### What to work on
Extract every line that contains the word "untitled".

### Entries

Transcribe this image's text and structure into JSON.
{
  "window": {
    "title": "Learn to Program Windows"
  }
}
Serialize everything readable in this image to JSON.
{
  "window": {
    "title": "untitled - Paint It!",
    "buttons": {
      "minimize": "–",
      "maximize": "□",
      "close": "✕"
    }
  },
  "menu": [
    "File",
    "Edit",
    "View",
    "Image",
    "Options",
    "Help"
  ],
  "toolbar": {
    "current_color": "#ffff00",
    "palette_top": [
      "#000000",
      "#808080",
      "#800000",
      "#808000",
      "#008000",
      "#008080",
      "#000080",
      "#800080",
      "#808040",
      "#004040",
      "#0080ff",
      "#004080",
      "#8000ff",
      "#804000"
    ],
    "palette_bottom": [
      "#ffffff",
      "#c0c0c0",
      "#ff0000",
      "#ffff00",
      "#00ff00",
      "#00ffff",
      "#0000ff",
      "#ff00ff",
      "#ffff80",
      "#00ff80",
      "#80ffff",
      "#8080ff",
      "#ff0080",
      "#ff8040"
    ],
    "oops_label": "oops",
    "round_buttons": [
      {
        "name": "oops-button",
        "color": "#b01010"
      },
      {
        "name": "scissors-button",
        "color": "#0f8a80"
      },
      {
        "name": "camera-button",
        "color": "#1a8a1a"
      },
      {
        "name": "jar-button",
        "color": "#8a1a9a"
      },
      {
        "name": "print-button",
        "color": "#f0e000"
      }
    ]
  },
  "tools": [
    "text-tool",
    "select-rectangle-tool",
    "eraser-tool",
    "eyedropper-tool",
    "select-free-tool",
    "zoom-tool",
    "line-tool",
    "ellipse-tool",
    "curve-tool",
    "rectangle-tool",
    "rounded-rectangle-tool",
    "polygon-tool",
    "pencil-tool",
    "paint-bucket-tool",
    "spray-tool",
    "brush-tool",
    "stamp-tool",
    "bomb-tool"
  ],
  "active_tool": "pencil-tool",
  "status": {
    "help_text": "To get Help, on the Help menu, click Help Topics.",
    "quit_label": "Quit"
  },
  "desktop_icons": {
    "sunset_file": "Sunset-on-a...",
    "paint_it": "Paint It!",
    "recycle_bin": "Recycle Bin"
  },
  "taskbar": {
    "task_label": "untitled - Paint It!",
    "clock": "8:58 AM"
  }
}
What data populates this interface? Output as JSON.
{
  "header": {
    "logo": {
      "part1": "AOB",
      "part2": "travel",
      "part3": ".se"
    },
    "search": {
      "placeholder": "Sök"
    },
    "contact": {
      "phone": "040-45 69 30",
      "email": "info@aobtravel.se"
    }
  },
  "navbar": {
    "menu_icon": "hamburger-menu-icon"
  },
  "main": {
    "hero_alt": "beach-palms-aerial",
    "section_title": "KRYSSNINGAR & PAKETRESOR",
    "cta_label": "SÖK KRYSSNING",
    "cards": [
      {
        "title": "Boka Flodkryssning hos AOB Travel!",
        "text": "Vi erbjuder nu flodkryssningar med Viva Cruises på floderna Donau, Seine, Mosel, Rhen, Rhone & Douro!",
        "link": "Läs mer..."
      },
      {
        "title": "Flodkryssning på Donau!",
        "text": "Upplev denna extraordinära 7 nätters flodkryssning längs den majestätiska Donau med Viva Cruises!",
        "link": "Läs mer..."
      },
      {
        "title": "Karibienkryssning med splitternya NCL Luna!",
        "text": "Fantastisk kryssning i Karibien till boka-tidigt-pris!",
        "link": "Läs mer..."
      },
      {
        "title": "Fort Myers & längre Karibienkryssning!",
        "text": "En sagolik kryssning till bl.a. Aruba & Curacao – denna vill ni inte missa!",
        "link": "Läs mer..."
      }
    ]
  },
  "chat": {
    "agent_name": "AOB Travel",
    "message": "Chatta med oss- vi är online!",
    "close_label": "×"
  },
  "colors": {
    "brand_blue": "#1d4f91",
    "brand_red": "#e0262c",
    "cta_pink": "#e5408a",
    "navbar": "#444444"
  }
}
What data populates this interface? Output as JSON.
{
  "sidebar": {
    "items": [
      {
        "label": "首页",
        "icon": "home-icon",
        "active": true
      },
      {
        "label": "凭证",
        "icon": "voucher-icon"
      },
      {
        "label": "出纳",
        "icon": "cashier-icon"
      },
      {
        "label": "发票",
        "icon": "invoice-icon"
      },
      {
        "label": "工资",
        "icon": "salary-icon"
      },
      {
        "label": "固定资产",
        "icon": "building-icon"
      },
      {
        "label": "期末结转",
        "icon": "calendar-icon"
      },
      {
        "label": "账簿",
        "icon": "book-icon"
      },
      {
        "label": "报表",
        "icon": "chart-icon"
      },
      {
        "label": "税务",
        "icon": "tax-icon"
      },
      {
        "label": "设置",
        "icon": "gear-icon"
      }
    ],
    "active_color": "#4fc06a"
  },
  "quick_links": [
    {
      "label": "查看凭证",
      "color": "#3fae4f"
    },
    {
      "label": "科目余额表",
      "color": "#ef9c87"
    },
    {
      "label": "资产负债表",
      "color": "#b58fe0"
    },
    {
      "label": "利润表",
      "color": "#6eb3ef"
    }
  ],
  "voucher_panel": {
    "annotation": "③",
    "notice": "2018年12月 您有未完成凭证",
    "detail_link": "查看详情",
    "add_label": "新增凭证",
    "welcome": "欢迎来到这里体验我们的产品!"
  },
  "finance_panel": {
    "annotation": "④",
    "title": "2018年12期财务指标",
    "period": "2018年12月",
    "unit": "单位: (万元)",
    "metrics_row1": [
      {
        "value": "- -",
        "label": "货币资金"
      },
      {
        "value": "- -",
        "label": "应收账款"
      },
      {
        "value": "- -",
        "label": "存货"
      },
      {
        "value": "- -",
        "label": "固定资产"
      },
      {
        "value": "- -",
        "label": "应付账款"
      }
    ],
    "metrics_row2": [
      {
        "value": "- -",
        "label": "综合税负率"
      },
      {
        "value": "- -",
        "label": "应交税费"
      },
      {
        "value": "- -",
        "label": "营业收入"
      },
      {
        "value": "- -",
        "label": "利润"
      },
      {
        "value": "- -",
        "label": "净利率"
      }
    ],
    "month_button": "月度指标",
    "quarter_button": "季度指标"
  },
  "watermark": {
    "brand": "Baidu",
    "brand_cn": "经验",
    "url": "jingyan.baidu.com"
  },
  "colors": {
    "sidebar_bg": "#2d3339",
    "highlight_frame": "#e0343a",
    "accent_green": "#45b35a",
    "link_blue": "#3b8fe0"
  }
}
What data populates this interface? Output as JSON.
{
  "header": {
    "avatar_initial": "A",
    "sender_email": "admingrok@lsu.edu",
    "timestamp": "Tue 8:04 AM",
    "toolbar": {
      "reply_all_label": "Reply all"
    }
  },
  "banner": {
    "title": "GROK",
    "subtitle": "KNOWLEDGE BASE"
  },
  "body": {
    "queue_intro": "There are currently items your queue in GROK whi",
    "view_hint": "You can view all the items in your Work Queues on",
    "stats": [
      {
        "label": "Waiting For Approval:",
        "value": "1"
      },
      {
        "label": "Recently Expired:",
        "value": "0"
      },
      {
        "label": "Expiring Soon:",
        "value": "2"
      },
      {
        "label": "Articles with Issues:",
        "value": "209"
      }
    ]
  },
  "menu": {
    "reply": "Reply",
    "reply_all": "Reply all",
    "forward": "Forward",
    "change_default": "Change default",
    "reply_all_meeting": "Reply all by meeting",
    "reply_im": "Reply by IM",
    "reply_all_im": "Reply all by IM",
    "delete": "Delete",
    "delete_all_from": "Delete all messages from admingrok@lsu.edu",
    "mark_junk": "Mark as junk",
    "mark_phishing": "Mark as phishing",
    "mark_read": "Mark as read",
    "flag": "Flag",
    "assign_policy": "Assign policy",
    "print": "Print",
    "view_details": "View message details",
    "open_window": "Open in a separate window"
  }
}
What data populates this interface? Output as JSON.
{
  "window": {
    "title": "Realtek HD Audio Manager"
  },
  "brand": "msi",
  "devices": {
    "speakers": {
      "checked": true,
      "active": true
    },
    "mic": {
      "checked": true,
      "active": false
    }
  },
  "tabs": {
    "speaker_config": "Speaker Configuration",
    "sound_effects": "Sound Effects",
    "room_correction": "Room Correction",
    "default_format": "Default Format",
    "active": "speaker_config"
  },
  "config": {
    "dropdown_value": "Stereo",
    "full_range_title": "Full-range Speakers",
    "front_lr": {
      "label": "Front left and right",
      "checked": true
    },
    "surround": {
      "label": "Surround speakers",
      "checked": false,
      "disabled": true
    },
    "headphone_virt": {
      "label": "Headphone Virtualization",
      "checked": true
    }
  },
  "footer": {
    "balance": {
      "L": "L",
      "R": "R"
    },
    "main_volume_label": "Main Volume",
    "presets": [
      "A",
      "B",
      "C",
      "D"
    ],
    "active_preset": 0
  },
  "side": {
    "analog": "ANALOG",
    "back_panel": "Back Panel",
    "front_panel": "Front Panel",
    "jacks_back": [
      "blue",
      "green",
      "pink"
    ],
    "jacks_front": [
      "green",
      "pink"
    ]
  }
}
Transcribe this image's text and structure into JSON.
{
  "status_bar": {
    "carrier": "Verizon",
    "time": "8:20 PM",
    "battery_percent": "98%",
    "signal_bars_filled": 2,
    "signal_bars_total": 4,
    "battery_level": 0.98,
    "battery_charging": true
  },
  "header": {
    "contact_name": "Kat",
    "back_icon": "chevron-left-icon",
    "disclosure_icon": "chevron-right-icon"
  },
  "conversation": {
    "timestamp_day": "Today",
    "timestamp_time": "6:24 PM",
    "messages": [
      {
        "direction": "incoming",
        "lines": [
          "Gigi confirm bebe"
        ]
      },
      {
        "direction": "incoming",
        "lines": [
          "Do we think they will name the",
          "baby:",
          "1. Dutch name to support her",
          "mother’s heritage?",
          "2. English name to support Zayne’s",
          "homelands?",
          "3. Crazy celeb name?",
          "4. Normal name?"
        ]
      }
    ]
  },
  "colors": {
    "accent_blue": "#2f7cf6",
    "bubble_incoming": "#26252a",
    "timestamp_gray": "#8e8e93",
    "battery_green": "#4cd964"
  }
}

### Right answer
    "title": "untitled - Paint It!",
    "task_label": "untitled - Paint It!",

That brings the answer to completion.